**EXERCISE DESCRIPTION**
Retype the whole listing below, character for character.

**ENTRIES SUPPLIED**
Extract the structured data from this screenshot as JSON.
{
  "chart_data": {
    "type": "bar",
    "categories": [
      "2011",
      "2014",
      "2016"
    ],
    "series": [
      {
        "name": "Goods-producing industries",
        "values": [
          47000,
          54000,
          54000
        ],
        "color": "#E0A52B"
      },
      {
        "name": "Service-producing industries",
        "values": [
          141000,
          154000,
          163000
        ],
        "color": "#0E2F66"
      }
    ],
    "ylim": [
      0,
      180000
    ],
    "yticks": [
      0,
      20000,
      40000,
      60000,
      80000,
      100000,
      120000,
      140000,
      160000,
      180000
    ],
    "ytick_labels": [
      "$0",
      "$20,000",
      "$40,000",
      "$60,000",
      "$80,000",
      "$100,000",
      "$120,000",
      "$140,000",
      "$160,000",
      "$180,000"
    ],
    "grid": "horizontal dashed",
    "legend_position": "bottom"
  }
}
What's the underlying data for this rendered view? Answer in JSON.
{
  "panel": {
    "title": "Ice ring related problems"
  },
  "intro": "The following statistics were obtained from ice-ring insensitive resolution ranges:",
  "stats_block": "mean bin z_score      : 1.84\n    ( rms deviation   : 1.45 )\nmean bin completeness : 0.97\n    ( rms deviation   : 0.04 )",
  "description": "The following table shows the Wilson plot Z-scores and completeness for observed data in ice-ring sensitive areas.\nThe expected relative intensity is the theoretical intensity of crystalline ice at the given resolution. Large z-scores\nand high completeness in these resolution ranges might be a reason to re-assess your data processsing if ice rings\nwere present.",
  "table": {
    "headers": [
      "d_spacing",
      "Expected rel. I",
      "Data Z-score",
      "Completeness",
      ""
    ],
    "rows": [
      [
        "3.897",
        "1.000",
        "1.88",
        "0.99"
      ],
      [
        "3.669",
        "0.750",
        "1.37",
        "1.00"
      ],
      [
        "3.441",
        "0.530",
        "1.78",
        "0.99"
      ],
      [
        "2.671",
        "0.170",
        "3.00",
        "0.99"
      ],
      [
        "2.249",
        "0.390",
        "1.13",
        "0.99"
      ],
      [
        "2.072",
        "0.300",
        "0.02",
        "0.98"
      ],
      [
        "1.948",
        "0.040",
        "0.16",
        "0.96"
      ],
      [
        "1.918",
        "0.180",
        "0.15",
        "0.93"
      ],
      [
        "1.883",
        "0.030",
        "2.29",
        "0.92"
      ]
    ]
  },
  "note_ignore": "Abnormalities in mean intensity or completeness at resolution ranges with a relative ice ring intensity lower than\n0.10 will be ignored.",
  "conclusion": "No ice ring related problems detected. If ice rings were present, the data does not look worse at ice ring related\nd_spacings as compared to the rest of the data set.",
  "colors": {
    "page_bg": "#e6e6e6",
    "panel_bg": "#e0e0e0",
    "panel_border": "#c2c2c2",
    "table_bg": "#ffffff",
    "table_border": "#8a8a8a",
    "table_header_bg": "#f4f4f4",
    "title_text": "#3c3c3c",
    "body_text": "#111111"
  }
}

**TASK RESPONSE**
Extract the structured data from this screenshot as JSON.
{
  "chart_data": {
    "type": "bar",
    "categories": [
      "2011",
      "2014",
      "2016"
    ],
    "series": [
      {
        "name": "Goods-producing industries",
        "values": [
          47000,
          54000,
          54000
        ],
        "color": "#E0A52B"
      },
      {
        "name": "Service-producing industries",
        "values": [
          141000,
          154000,
          163000
        ],
        "color": "#0E2F66"
      }
    ],
    "ylim": [
      0,
      180000
    ],
    "yticks": [
      0,
      20000,
      40000,
      60000,
      80000,
      100000,
      120000,
      140000,
      160000,
      180000
    ],
    "ytick_labels": [
      "$0",
      "$20,000",
      "$40,000",
      "$60,000",
      "$80,000",
      "$100,000",
      "$120,000",
      "$140,000",
      "$160,000",
      "$180,000"
    ],
    "grid": "horizontal dashed",
    "legend_position": "bottom"
  }
}
What's the underlying data for this rendered view? Answer in JSON.
{
  "panel": {
    "title": "Ice ring related problems"
  },
  "intro": "The following statistics were obtained from ice-ring insensitive resolution ranges:",
  "stats_block": "mean bin z_score      : 1.84\n    ( rms deviation   : 1.45 )\nmean bin completeness : 0.97\n    ( rms deviation   : 0.04 )",
  "description": "The following table shows the Wilson plot Z-scores and completeness for observed data in ice-ring sensitive areas.\nThe expected relative intensity is the theoretical intensity of crystalline ice at the given resolution. Large z-scores\nand high completeness in these resolution ranges might be a reason to re-assess your data processsing if ice rings\nwere present.",
  "table": {
    "headers": [
      "d_spacing",
      "Expected rel. I",
      "Data Z-score",
      "Completeness",
      ""
    ],
    "rows": [
      [
        "3.897",
        "1.000",
        "1.88",
        "0.99"
      ],
      [
        "3.669",
        "0.750",
        "1.37",
        "1.00"
      ],
      [
        "3.441",
        "0.530",
        "1.78",
        "0.99"
      ],
      [
        "2.671",
        "0.170",
        "3.00",
        "0.99"
      ],
      [
        "2.249",
        "0.390",
        "1.13",
        "0.99"
      ],
      [
        "2.072",
        "0.300",
        "0.02",
        "0.98"
      ],
      [
        "1.948",
        "0.040",
        "0.16",
        "0.96"
      ],
      [
        "1.918",
        "0.180",
        "0.15",
        "0.93"
      ],
      [
        "1.883",
        "0.030",
        "2.29",
        "0.92"
      ]
    ]
  },
  "note_ignore": "Abnormalities in mean intensity or completeness at resolution ranges with a relative ice ring intensity lower than\n0.10 will be ignored.",
  "conclusion": "No ice ring related problems detected. If ice rings were present, the data does not look worse at ice ring related\nd_spacings as compared to the rest of the data set.",
  "colors": {
    "page_bg": "#e6e6e6",
    "panel_bg": "#e0e0e0",
    "panel_border": "#c2c2c2",
    "table_bg": "#ffffff",
    "table_border": "#8a8a8a",
    "table_header_bg": "#f4f4f4",
    "title_text": "#3c3c3c",
    "body_text": "#111111"
  }
}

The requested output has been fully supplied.